===== DATA FOR THIS EXERCISE =====

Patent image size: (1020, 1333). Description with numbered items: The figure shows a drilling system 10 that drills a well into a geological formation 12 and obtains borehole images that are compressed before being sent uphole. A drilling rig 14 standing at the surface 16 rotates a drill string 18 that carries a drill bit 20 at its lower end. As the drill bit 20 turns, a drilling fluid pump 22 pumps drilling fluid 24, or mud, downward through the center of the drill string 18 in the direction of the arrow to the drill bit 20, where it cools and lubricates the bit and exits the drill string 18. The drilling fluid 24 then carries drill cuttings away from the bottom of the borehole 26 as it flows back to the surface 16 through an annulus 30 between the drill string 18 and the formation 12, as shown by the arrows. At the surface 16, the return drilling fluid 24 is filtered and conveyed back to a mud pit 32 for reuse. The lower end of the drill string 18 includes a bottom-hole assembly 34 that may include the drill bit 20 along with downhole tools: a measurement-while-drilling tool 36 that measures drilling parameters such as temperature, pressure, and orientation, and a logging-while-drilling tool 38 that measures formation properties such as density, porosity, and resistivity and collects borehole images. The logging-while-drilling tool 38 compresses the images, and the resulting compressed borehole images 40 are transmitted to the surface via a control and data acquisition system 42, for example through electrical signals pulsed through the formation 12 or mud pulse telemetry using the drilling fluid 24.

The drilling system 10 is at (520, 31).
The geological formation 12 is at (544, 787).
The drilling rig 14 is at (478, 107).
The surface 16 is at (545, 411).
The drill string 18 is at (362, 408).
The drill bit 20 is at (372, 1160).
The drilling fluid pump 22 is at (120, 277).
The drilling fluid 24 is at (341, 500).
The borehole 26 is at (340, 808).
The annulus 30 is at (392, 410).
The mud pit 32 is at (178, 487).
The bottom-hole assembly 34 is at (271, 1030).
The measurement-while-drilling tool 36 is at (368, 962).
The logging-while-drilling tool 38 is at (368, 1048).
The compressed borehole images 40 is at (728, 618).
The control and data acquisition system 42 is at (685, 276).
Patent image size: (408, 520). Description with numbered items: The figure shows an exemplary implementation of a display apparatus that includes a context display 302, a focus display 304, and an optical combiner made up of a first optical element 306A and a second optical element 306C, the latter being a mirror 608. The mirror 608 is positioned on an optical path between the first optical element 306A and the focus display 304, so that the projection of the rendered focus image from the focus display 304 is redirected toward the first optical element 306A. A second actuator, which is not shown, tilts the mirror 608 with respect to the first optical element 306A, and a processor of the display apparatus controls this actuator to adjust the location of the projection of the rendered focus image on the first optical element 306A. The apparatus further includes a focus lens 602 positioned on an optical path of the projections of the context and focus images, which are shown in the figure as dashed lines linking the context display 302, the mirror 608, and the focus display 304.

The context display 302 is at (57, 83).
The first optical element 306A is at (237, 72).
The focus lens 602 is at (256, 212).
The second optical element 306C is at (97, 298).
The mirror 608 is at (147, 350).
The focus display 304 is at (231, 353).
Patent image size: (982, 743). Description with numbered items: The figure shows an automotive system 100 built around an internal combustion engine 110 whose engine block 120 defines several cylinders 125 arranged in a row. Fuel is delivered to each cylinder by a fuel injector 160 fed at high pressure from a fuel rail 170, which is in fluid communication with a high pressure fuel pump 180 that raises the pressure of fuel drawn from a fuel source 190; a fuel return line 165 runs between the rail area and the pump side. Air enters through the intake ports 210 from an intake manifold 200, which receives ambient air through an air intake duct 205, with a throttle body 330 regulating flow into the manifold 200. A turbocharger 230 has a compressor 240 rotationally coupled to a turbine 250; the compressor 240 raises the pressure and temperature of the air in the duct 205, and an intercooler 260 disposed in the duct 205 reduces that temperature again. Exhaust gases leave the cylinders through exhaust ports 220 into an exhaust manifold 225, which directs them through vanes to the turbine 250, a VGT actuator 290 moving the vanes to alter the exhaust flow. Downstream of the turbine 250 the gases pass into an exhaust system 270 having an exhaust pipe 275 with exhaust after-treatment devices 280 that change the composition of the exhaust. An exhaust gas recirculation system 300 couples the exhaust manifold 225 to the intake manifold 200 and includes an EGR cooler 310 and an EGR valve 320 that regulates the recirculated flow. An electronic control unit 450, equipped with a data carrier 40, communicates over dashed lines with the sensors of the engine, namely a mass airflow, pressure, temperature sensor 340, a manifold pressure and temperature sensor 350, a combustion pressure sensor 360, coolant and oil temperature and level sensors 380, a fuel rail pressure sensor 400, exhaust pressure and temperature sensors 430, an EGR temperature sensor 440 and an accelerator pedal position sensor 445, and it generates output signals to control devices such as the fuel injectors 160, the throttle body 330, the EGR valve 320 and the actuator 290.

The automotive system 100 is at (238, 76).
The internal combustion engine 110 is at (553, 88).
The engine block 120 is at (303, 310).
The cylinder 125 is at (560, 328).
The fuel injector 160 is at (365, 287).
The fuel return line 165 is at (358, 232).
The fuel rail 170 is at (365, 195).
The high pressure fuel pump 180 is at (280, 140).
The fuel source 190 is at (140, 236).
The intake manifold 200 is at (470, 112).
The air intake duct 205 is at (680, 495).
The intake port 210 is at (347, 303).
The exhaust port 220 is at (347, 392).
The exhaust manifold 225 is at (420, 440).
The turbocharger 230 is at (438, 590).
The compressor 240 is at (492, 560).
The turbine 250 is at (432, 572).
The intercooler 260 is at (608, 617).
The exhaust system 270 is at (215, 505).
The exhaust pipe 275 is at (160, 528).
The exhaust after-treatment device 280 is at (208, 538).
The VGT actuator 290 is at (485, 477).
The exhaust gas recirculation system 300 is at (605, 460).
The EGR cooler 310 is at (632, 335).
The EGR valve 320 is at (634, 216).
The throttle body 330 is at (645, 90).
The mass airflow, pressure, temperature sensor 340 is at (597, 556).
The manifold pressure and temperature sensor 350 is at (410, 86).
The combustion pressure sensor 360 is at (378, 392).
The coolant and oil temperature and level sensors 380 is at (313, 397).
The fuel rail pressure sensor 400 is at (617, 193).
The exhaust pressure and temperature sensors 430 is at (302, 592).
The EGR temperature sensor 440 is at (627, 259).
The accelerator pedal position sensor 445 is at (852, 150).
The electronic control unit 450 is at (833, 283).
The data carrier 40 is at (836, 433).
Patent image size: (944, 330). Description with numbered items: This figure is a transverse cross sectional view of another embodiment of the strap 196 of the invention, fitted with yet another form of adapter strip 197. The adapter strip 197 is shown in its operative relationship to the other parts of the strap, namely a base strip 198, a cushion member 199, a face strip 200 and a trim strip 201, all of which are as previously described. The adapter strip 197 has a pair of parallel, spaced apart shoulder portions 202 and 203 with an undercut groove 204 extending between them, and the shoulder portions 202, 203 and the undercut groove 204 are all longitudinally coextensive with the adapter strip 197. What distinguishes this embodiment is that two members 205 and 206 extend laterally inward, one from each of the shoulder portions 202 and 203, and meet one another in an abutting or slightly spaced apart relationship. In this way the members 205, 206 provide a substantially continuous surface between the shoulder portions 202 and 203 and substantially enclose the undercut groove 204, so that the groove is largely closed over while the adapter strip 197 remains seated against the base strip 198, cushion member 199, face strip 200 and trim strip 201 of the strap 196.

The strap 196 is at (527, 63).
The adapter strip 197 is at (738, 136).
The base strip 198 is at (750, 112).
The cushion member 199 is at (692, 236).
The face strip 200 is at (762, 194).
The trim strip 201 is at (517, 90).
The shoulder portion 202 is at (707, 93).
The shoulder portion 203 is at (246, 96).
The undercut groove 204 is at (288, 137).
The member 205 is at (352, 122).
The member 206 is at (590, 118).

=====

> YOUR TASK
Print every line of the data above verbatim, from start to finish.

> ANSWER TO THIS EXERCISE
Patent image size: (1020, 1333). Description with numbered items: The figure shows a drilling system 10 that drills a well into a geological formation 12 and obtains borehole images that are compressed before being sent uphole. A drilling rig 14 standing at the surface 16 rotates a drill string 18 that carries a drill bit 20 at its lower end. As the drill bit 20 turns, a drilling fluid pump 22 pumps drilling fluid 24, or mud, downward through the center of the drill string 18 in the direction of the arrow to the drill bit 20, where it cools and lubricates the bit and exits the drill string 18. The drilling fluid 24 then carries drill cuttings away from the bottom of the borehole 26 as it flows back to the surface 16 through an annulus 30 between the drill string 18 and the formation 12, as shown by the arrows. At the surface 16, the return drilling fluid 24 is filtered and conveyed back to a mud pit 32 for reuse. The lower end of the drill string 18 includes a bottom-hole assembly 34 that may include the drill bit 20 along with downhole tools: a measurement-while-drilling tool 36 that measures drilling parameters such as temperature, pressure, and orientation, and a logging-while-drilling tool 38 that measures formation properties such as density, porosity, and resistivity and collects borehole images. The logging-while-drilling tool 38 compresses the images, and the resulting compressed borehole images 40 are transmitted to the surface via a control and data acquisition system 42, for example through electrical signals pulsed through the formation 12 or mud pulse telemetry using the drilling fluid 24.

The drilling system 10 is at (520, 31).
The geological formation 12 is at (544, 787).
The drilling rig 14 is at (478, 107).
The surface 16 is at (545, 411).
The drill string 18 is at (362, 408).
The drill bit 20 is at (372, 1160).
The drilling fluid pump 22 is at (120, 277).
The drilling fluid 24 is at (341, 500).
The borehole 26 is at (340, 808).
The annulus 30 is at (392, 410).
The mud pit 32 is at (178, 487).
The bottom-hole assembly 34 is at (271, 1030).
The measurement-while-drilling tool 36 is at (368, 962).
The logging-while-drilling tool 38 is at (368, 1048).
The compressed borehole images 40 is at (728, 618).
The control and data acquisition system 42 is at (685, 276).
Patent image size: (408, 520). Description with numbered items: The figure shows an exemplary implementation of a display apparatus that includes a context display 302, a focus display 304, and an optical combiner made up of a first optical element 306A and a second optical element 306C, the latter being a mirror 608. The mirror 608 is positioned on an optical path between the first optical element 306A and the focus display 304, so that the projection of the rendered focus image from the focus display 304 is redirected toward the first optical element 306A. A second actuator, which is not shown, tilts the mirror 608 with respect to the first optical element 306A, and a processor of the display apparatus controls this actuator to adjust the location of the projection of the rendered focus image on the first optical element 306A. The apparatus further includes a focus lens 602 positioned on an optical path of the projections of the context and focus images, which are shown in the figure as dashed lines linking the context display 302, the mirror 608, and the focus display 304.

The context display 302 is at (57, 83).
The first optical element 306A is at (237, 72).
The focus lens 602 is at (256, 212).
The second optical element 306C is at (97, 298).
The mirror 608 is at (147, 350).
The focus display 304 is at (231, 353).
Patent image size: (982, 743). Description with numbered items: The figure shows an automotive system 100 built around an internal combustion engine 110 whose engine block 120 defines several cylinders 125 arranged in a row. Fuel is delivered to each cylinder by a fuel injector 160 fed at high pressure from a fuel rail 170, which is in fluid communication with a high pressure fuel pump 180 that raises the pressure of fuel drawn from a fuel source 190; a fuel return line 165 runs between the rail area and the pump side. Air enters through the intake ports 210 from an intake manifold 200, which receives ambient air through an air intake duct 205, with a throttle body 330 regulating flow into the manifold 200. A turbocharger 230 has a compressor 240 rotationally coupled to a turbine 250; the compressor 240 raises the pressure and temperature of the air in the duct 205, and an intercooler 260 disposed in the duct 205 reduces that temperature again. Exhaust gases leave the cylinders through exhaust ports 220 into an exhaust manifold 225, which directs them through vanes to the turbine 250, a VGT actuator 290 moving the vanes to alter the exhaust flow. Downstream of the turbine 250 the gases pass into an exhaust system 270 having an exhaust pipe 275 with exhaust after-treatment devices 280 that change the composition of the exhaust. An exhaust gas recirculation system 300 couples the exhaust manifold 225 to the intake manifold 200 and includes an EGR cooler 310 and an EGR valve 320 that regulates the recirculated flow. An electronic control unit 450, equipped with a data carrier 40, communicates over dashed lines with the sensors of the engine, namely a mass airflow, pressure, temperature sensor 340, a manifold pressure and temperature sensor 350, a combustion pressure sensor 360, coolant and oil temperature and level sensors 380, a fuel rail pressure sensor 400, exhaust pressure and temperature sensors 430, an EGR temperature sensor 440 and an accelerator pedal position sensor 445, and it generates output signals to control devices such as the fuel injectors 160, the throttle body 330, the EGR valve 320 and the actuator 290.

The automotive system 100 is at (238, 76).
The internal combustion engine 110 is at (553, 88).
The engine block 120 is at (303, 310).
The cylinder 125 is at (560, 328).
The fuel injector 160 is at (365, 287).
The fuel return line 165 is at (358, 232).
The fuel rail 170 is at (365, 195).
The high pressure fuel pump 180 is at (280, 140).
The fuel source 190 is at (140, 236).
The intake manifold 200 is at (470, 112).
The air intake duct 205 is at (680, 495).
The intake port 210 is at (347, 303).
The exhaust port 220 is at (347, 392).
The exhaust manifold 225 is at (420, 440).
The turbocharger 230 is at (438, 590).
The compressor 240 is at (492, 560).
The turbine 250 is at (432, 572).
The intercooler 260 is at (608, 617).
The exhaust system 270 is at (215, 505).
The exhaust pipe 275 is at (160, 528).
The exhaust after-treatment device 280 is at (208, 538).
The VGT actuator 290 is at (485, 477).
The exhaust gas recirculation system 300 is at (605, 460).
The EGR cooler 310 is at (632, 335).
The EGR valve 320 is at (634, 216).
The throttle body 330 is at (645, 90).
The mass airflow, pressure, temperature sensor 340 is at (597, 556).
The manifold pressure and temperature sensor 350 is at (410, 86).
The combustion pressure sensor 360 is at (378, 392).
The coolant and oil temperature and level sensors 380 is at (313, 397).
The fuel rail pressure sensor 400 is at (617, 193).
The exhaust pressure and temperature sensors 430 is at (302, 592).
The EGR temperature sensor 440 is at (627, 259).
The accelerator pedal position sensor 445 is at (852, 150).
The electronic control unit 450 is at (833, 283).
The data carrier 40 is at (836, 433).
Patent image size: (944, 330). Description with numbered items: This figure is a transverse cross sectional view of another embodiment of the strap 196 of the invention, fitted with yet another form of adapter strip 197. The adapter strip 197 is shown in its operative relationship to the other parts of the strap, namely a base strip 198, a cushion member 199, a face strip 200 and a trim strip 201, all of which are as previously described. The adapter strip 197 has a pair of parallel, spaced apart shoulder portions 202 and 203 with an undercut groove 204 extending between them, and the shoulder portions 202, 203 and the undercut groove 204 are all longitudinally coextensive with the adapter strip 197. What distinguishes this embodiment is that two members 205 and 206 extend laterally inward, one from each of the shoulder portions 202 and 203, and meet one another in an abutting or slightly spaced apart relationship. In this way the members 205, 206 provide a substantially continuous surface between the shoulder portions 202 and 203 and substantially enclose the undercut groove 204, so that the groove is largely closed over while the adapter strip 197 remains seated against the base strip 198, cushion member 199, face strip 200 and trim strip 201 of the strap 196.

The strap 196 is at (527, 63).
The adapter strip 197 is at (738, 136).
The base strip 198 is at (750, 112).
The cushion member 199 is at (692, 236).
The face strip 200 is at (762, 194).
The trim strip 201 is at (517, 90).
The shoulder portion 202 is at (707, 93).
The shoulder portion 203 is at (246, 96).
The undercut groove 204 is at (288, 137).
The member 205 is at (352, 122).
The member 206 is at (590, 118).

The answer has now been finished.